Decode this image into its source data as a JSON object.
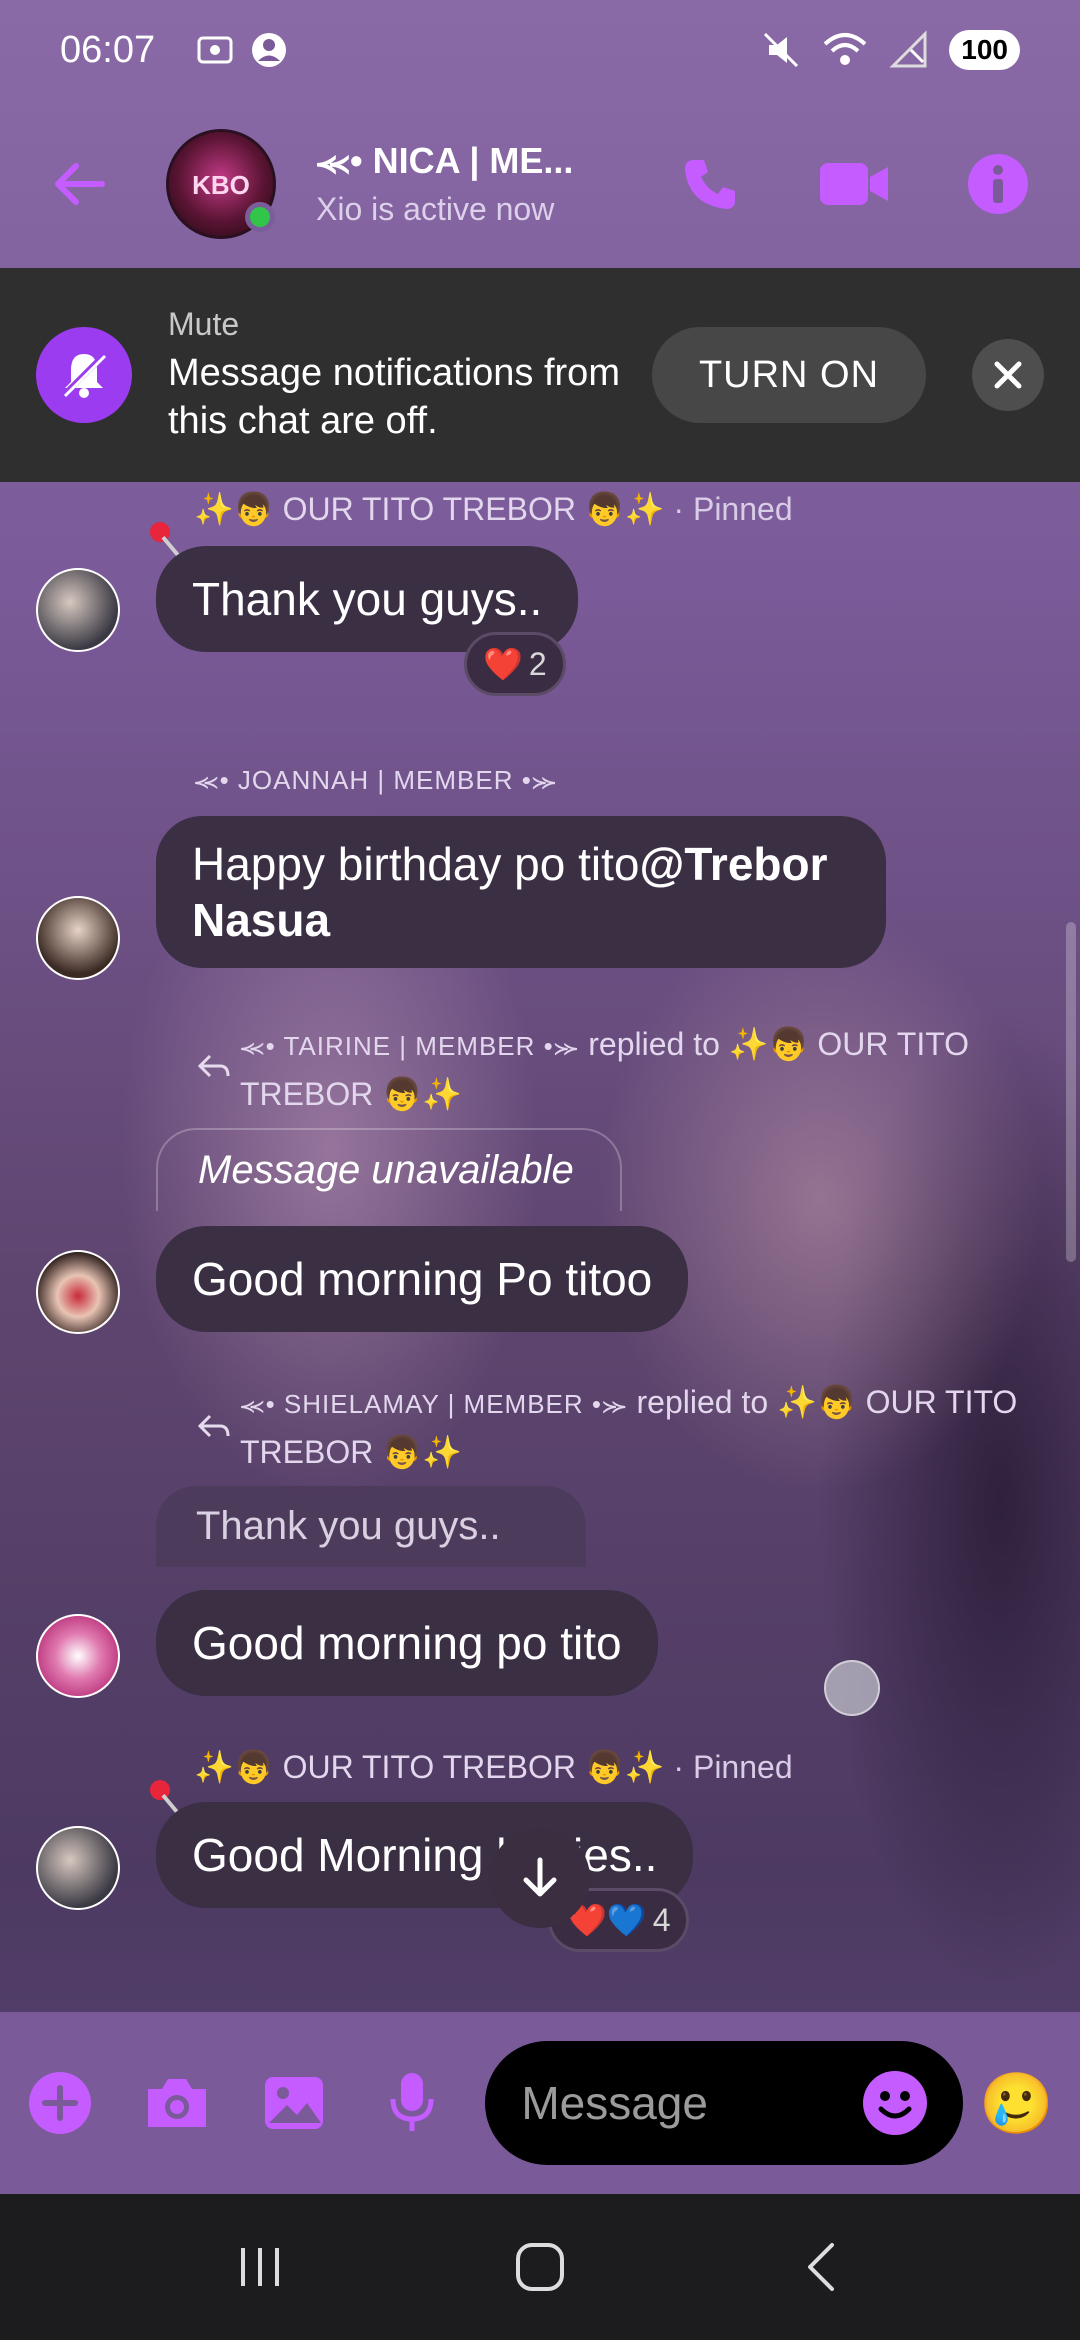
{
  "status_bar": {
    "time": "06:07",
    "battery": "100"
  },
  "header": {
    "title": "⪻• NICA | ME...",
    "subtitle": "Xio is active now",
    "avatar_text": "KBO"
  },
  "banner": {
    "label": "Mute",
    "message": "Message notifications from this chat are off.",
    "action": "TURN ON"
  },
  "messages": [
    {
      "sender": "✨👦 OUR TITO TREBOR 👦✨",
      "pinned": "· Pinned",
      "text": "Thank you guys..",
      "reaction_emoji": "❤️",
      "reaction_count": "2"
    },
    {
      "sender": "⪻• JOANNAH | MEMBER •⪼",
      "text_plain": "Happy birthday po tito",
      "mention": "@Trebor Nasua"
    },
    {
      "reply_sender": "⪻• TAIRINE | MEMBER •⪼",
      "reply_text": "replied to ✨👦 OUR TITO TREBOR 👦✨",
      "quoted": "Message unavailable",
      "text": "Good morning Po titoo"
    },
    {
      "reply_sender": "⪻• SHIELAMAY | MEMBER •⪼",
      "reply_text": "replied to ✨👦 OUR TITO TREBOR 👦✨",
      "quoted": "Thank you guys..",
      "text": "Good morning po tito"
    },
    {
      "sender": "✨👦 OUR TITO TREBOR 👦✨",
      "pinned": "· Pinned",
      "text": "Good Morning babies..",
      "reaction_emoji": "❤️💙",
      "reaction_count": "4"
    }
  ],
  "composer": {
    "placeholder": "Message",
    "quick_reaction": "🥲"
  },
  "colors": {
    "accent": "#c45cff",
    "bubble": "#3b2f44",
    "banner": "#2f2f2f"
  }
}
============
THE EXERCISE: Each line above that includes "guys" should be shown.

COMPLETE OUTPUT:
      "text": "Thank you guys..",
      "quoted": "Thank you guys..",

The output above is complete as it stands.